- _Vorliegender Text_:
################
POSITIONEN & THEMEN

(15.9.2008)
Südamerikas Staatschefs starten Vermittlung Im Machtkampf in Bolivien hat die Armee den Befehl bekommen, den Gouverneur der oppositionellen Provinz Pando festzunehmen.
La Paz (Agenturen/ND). Boliviens Nachbarn wollen an diesem Montag bei einem Krisengipfel ihre Vermittlung in der sich zuspitzenden politischen Krise in dem lateinamerikanischen Land anbieten. Das Treffen der Staats- und Regierungschefs der Union der Südamerikanischen Nationen (Unasur) findet in der chilenischen Hauptstadt Santiago de Chile statt.
Dem erst im Mai gegründeten Staatenbund Unasur gehören Argentinien, Bolivien, Brasilien, Chile, Kolumbien, Ecuador, Guyana, Perú, Paraguay, Surinam, Uruguay und Venezuela an. Der venezolanische Präsident Hugo Chávez und die meisten anderen Staatschefs kündigten ihre Teilnahme an. Ob Morales kommen würde, war zunächst unklar.
Chiles Vizeaußenminister Juan Pablo Lira äußerte sich am Samstag zugleich erleichtert über den Beginn eines Dialogs zwischen der Regierung des linksgerichteten bolivianischen Präsidenten Evo Morales und den von der Opposition dominierten Regionen. Die Fortsetzung dieser erst am Vortag begonnenen Gespräche stand jedoch gleich wieder infrage, weil die Regierung Morales die Festnahme des oppositionellen Präfekten der Unruheprovinz Pando, Leopoldo Fernández, anordnete. Der Politiker habe sich dem von Morales in der Urwaldregion verhängten Ausnahmezustand widersetzt, sagte der Minister im Präsidentenamt, Juan Ramón Quintana.
Außerdem trage Fernández die Schuld an einem Massaker an Indio-Bauern, die am Donnerstag auf dem Weg zu einer Demonstration von Gegnern des Präsidenten getötet worden waren. Innenminister Alfred Rada sagte, dabei seien mindestens 30 Kleinbauern getötet worden. Deswegen habe die Regierung die Verhaftung von Fernández angeordnet, der das Blutbad organisiert habe.
################
- _Quellenmaterial_:
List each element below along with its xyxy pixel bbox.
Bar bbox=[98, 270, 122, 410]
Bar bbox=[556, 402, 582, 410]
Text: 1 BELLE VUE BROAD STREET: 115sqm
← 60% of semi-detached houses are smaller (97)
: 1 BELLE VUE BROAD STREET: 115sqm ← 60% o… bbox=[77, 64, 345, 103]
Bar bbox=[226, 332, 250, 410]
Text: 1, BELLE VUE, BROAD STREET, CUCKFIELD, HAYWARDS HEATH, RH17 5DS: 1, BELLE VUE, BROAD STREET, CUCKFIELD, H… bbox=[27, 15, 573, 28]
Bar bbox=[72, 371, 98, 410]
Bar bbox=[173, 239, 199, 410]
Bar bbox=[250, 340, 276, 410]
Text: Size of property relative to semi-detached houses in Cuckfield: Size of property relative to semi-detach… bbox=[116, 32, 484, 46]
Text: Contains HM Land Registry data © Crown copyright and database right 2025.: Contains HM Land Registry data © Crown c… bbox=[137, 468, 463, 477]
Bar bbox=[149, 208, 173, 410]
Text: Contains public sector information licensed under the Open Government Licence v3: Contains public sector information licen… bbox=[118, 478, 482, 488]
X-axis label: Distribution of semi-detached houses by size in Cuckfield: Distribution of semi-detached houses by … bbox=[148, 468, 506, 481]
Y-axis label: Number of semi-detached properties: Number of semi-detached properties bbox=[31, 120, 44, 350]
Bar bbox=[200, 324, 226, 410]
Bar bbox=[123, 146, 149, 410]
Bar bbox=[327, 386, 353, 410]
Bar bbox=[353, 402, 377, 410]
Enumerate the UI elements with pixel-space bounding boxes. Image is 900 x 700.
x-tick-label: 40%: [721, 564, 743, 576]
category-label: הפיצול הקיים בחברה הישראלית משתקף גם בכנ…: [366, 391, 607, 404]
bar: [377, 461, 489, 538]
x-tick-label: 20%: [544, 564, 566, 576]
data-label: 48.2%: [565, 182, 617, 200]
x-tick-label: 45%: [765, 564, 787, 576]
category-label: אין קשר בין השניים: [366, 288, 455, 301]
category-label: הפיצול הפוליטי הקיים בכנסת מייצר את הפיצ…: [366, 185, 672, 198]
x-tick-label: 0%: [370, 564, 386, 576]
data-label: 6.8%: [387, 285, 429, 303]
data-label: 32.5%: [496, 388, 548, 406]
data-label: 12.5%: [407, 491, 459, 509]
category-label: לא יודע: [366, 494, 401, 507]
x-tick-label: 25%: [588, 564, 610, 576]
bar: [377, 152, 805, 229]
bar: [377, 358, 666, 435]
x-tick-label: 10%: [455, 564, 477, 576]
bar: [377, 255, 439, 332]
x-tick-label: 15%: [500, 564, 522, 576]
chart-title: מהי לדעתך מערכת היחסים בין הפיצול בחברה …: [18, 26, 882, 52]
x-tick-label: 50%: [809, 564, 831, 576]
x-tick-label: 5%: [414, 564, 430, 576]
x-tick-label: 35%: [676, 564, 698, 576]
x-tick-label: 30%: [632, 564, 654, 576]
################
- _Deine Aufgabe_: Gib aus dem Artikel über die Krise in Bolivien den Abschnitt zwischen „(15.9.2008)“ und „Provinz Pando festzunehmen.“ einschließlich wortgetreu wieder.

- _Ausgabe_:
(15.9.2008)
Südamerikas Staatschefs starten Vermittlung Im Machtkampf in Bolivien hat die Armee den Befehl bekommen, den Gouverneur der oppositionellen Provinz Pando festzunehmen.